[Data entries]
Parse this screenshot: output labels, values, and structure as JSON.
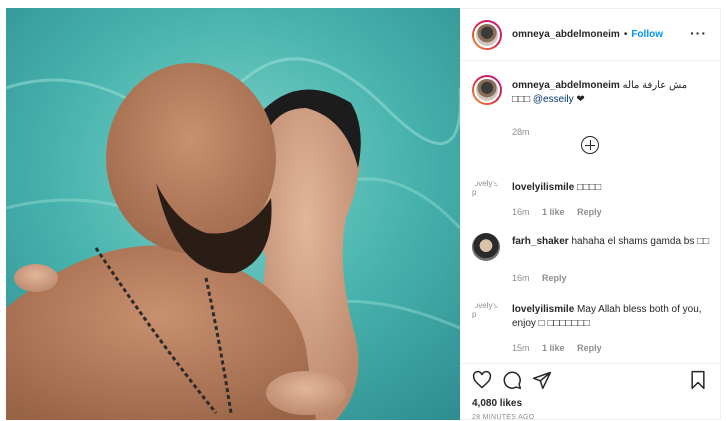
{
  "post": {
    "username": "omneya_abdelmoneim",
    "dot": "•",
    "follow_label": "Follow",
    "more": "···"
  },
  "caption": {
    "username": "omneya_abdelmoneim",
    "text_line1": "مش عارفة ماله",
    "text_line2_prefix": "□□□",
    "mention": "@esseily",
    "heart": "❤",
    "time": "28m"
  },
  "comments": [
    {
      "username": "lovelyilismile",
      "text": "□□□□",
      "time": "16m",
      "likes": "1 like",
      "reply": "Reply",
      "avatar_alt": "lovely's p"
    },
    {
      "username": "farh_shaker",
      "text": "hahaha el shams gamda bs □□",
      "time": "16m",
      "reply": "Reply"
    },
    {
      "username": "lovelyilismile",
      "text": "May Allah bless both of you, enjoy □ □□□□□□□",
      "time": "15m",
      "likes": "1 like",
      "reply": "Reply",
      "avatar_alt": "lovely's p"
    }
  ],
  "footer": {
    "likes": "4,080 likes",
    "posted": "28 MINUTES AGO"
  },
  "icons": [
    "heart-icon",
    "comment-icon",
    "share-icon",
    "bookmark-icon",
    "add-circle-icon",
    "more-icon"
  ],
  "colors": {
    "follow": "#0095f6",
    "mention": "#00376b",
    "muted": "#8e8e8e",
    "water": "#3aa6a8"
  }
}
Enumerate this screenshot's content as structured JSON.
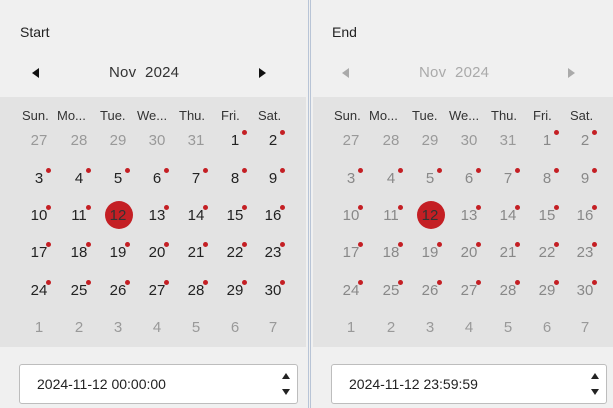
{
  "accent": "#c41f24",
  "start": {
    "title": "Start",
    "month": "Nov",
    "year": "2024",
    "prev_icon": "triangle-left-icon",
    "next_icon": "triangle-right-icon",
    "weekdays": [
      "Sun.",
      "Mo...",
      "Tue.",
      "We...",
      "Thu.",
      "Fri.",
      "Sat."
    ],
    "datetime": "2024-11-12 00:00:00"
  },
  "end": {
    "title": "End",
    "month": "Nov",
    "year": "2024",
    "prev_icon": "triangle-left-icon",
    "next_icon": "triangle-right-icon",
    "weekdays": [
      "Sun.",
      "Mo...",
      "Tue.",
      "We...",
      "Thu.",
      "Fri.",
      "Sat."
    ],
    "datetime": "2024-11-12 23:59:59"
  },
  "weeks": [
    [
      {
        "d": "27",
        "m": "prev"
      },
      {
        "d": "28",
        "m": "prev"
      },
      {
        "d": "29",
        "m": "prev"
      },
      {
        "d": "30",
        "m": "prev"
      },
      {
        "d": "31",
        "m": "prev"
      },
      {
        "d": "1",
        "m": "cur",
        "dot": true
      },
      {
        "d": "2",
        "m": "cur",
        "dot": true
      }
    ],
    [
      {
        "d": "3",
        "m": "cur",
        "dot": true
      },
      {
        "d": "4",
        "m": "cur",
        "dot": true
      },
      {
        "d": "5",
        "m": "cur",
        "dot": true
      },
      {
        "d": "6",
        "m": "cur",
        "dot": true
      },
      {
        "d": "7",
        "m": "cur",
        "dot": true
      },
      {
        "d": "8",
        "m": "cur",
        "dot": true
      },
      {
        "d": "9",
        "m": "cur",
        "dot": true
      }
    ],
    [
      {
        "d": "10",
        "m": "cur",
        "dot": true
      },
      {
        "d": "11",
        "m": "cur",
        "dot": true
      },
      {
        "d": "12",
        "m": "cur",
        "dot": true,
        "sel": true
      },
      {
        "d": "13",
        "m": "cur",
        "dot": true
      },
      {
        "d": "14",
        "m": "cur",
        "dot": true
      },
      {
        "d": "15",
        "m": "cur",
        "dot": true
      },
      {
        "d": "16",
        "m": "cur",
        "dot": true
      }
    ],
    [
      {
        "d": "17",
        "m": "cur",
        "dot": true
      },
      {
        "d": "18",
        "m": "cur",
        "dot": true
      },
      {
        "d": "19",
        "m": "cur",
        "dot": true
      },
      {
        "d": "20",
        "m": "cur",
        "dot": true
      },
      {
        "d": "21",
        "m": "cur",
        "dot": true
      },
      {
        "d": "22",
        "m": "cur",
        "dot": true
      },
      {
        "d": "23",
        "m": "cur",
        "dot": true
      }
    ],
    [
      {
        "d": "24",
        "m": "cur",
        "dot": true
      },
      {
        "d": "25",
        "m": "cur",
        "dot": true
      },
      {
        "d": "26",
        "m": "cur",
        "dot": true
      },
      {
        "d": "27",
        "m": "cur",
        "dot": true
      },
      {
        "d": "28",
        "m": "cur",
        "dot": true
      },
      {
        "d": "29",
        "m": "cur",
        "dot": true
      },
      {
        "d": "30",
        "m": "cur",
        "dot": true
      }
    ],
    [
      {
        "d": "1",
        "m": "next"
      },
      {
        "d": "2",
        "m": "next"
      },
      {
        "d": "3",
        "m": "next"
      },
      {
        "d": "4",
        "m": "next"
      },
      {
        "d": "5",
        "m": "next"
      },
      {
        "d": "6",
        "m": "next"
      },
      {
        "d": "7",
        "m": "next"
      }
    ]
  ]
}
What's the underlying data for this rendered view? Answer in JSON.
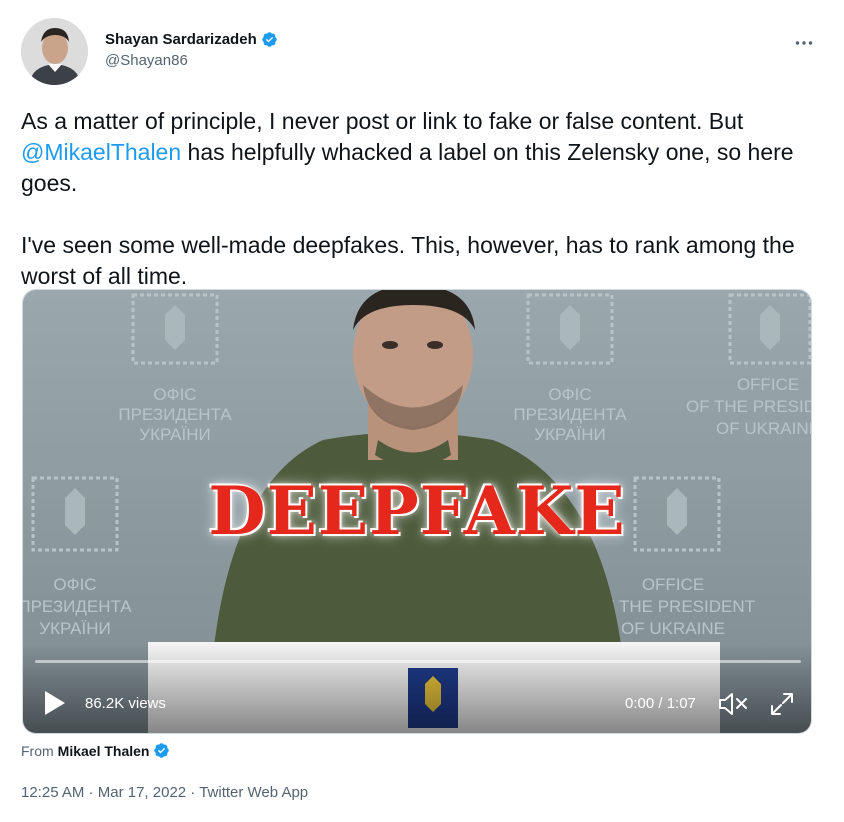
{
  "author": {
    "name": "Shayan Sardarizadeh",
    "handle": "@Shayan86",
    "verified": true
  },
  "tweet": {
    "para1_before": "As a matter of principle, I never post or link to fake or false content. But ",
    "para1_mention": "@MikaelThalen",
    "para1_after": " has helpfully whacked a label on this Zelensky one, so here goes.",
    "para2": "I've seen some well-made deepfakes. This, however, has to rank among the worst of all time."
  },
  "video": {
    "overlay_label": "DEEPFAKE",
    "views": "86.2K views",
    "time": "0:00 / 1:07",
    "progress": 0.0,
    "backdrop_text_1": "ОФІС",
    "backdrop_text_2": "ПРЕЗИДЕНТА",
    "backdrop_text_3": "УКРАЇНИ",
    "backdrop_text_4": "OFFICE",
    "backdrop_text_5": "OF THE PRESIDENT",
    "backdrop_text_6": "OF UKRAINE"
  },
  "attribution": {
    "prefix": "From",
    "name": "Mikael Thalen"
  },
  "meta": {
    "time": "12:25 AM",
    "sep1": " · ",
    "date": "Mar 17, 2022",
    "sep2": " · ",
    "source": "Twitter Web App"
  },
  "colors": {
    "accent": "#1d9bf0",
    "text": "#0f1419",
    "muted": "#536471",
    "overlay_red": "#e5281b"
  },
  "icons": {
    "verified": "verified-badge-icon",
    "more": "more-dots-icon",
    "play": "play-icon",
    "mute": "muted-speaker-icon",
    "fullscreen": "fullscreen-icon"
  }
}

### Requirement
Can the entries above be repeated exactly, without their pictures?

### Written reply
Parse this screenshot: output labels, values, and structure as JSON.
{
  "post": {
    "username": "omneya_abdelmoneim",
    "dot": "•",
    "follow_label": "Follow",
    "more": "···"
  },
  "caption": {
    "username": "omneya_abdelmoneim",
    "text_line1": "مش عارفة ماله",
    "text_line2_prefix": "□□□",
    "mention": "@esseily",
    "heart": "❤",
    "time": "28m"
  },
  "comments": [
    {
      "username": "lovelyilismile",
      "text": "□□□□",
      "time": "16m",
      "likes": "1 like",
      "reply": "Reply",
      "avatar_alt": "lovely's p"
    },
    {
      "username": "farh_shaker",
      "text": "hahaha el shams gamda bs □□",
      "time": "16m",
      "reply": "Reply"
    },
    {
      "username": "lovelyilismile",
      "text": "May Allah bless both of you, enjoy □ □□□□□□□",
      "time": "15m",
      "likes": "1 like",
      "reply": "Reply",
      "avatar_alt": "lovely's p"
    }
  ],
  "footer": {
    "likes": "4,080 likes",
    "posted": "28 MINUTES AGO"
  },
  "icons": [
    "heart-icon",
    "comment-icon",
    "share-icon",
    "bookmark-icon",
    "add-circle-icon",
    "more-icon"
  ],
  "colors": {
    "follow": "#0095f6",
    "mention": "#00376b",
    "muted": "#8e8e8e",
    "water": "#3aa6a8"
  }
}
Enumerate this screenshot's content as structured JSON.
{
  "accent": "#c41f24",
  "start": {
    "title": "Start",
    "month": "Nov",
    "year": "2024",
    "prev_icon": "triangle-left-icon",
    "next_icon": "triangle-right-icon",
    "weekdays": [
      "Sun.",
      "Mo...",
      "Tue.",
      "We...",
      "Thu.",
      "Fri.",
      "Sat."
    ],
    "datetime": "2024-11-12 00:00:00"
  },
  "end": {
    "title": "End",
    "month": "Nov",
    "year": "2024",
    "prev_icon": "triangle-left-icon",
    "next_icon": "triangle-right-icon",
    "weekdays": [
      "Sun.",
      "Mo...",
      "Tue.",
      "We...",
      "Thu.",
      "Fri.",
      "Sat."
    ],
    "datetime": "2024-11-12 23:59:59"
  },
  "weeks": [
    [
      {
        "d": "27",
        "m": "prev"
      },
      {
        "d": "28",
        "m": "prev"
      },
      {
        "d": "29",
        "m": "prev"
      },
      {
        "d": "30",
        "m": "prev"
      },
      {
        "d": "31",
        "m": "prev"
      },
      {
        "d": "1",
        "m": "cur",
        "dot": true
      },
      {
        "d": "2",
        "m": "cur",
        "dot": true
      }
    ],
    [
      {
        "d": "3",
        "m": "cur",
        "dot": true
      },
      {
        "d": "4",
        "m": "cur",
        "dot": true
      },
      {
        "d": "5",
        "m": "cur",
        "dot": true
      },
      {
        "d": "6",
        "m": "cur",
        "dot": true
      },
      {
        "d": "7",
        "m": "cur",
        "dot": true
      },
      {
        "d": "8",
        "m": "cur",
        "dot": true
      },
      {
        "d": "9",
        "m": "cur",
        "dot": true
      }
    ],
    [
      {
        "d": "10",
        "m": "cur",
        "dot": true
      },
      {
        "d": "11",
        "m": "cur",
        "dot": true
      },
      {
        "d": "12",
        "m": "cur",
        "dot": true,
        "sel": true
      },
      {
        "d": "13",
        "m": "cur",
        "dot": true
      },
      {
        "d": "14",
        "m": "cur",
        "dot": true
      },
      {
        "d": "15",
        "m": "cur",
        "dot": true
      },
      {
        "d": "16",
        "m": "cur",
        "dot": true
      }
    ],
    [
      {
        "d": "17",
        "m": "cur",
        "dot": true
      },
      {
        "d": "18",
        "m": "cur",
        "dot": true
      },
      {
        "d": "19",
        "m": "cur",
        "dot": true
      },
      {
        "d": "20",
        "m": "cur",
        "dot": true
      },
      {
        "d": "21",
        "m": "cur",
        "dot": true
      },
      {
        "d": "22",
        "m": "cur",
        "dot": true
      },
      {
        "d": "23",
        "m": "cur",
        "dot": true
      }
    ],
    [
      {
        "d": "24",
        "m": "cur",
        "dot": true
      },
      {
        "d": "25",
        "m": "cur",
        "dot": true
      },
      {
        "d": "26",
        "m": "cur",
        "dot": true
      },
      {
        "d": "27",
        "m": "cur",
        "dot": true
      },
      {
        "d": "28",
        "m": "cur",
        "dot": true
      },
      {
        "d": "29",
        "m": "cur",
        "dot": true
      },
      {
        "d": "30",
        "m": "cur",
        "dot": true
      }
    ],
    [
      {
        "d": "1",
        "m": "next"
      },
      {
        "d": "2",
        "m": "next"
      },
      {
        "d": "3",
        "m": "next"
      },
      {
        "d": "4",
        "m": "next"
      },
      {
        "d": "5",
        "m": "next"
      },
      {
        "d": "6",
        "m": "next"
      },
      {
        "d": "7",
        "m": "next"
      }
    ]
  ]
}
What's the underlying data for this rendered view? Answer in JSON.
{
  "author": {
    "name": "Shayan Sardarizadeh",
    "handle": "@Shayan86",
    "verified": true
  },
  "tweet": {
    "para1_before": "As a matter of principle, I never post or link to fake or false content. But ",
    "para1_mention": "@MikaelThalen",
    "para1_after": " has helpfully whacked a label on this Zelensky one, so here goes.",
    "para2": "I've seen some well-made deepfakes. This, however, has to rank among the worst of all time."
  },
  "video": {
    "overlay_label": "DEEPFAKE",
    "views": "86.2K views",
    "time": "0:00 / 1:07",
    "progress": 0.0,
    "backdrop_text_1": "ОФІС",
    "backdrop_text_2": "ПРЕЗИДЕНТА",
    "backdrop_text_3": "УКРАЇНИ",
    "backdrop_text_4": "OFFICE",
    "backdrop_text_5": "OF THE PRESIDENT",
    "backdrop_text_6": "OF UKRAINE"
  },
  "attribution": {
    "prefix": "From",
    "name": "Mikael Thalen"
  },
  "meta": {
    "time": "12:25 AM",
    "sep1": " · ",
    "date": "Mar 17, 2022",
    "sep2": " · ",
    "source": "Twitter Web App"
  },
  "colors": {
    "accent": "#1d9bf0",
    "text": "#0f1419",
    "muted": "#536471",
    "overlay_red": "#e5281b"
  },
  "icons": {
    "verified": "verified-badge-icon",
    "more": "more-dots-icon",
    "play": "play-icon",
    "mute": "muted-speaker-icon",
    "fullscreen": "fullscreen-icon"
  }
}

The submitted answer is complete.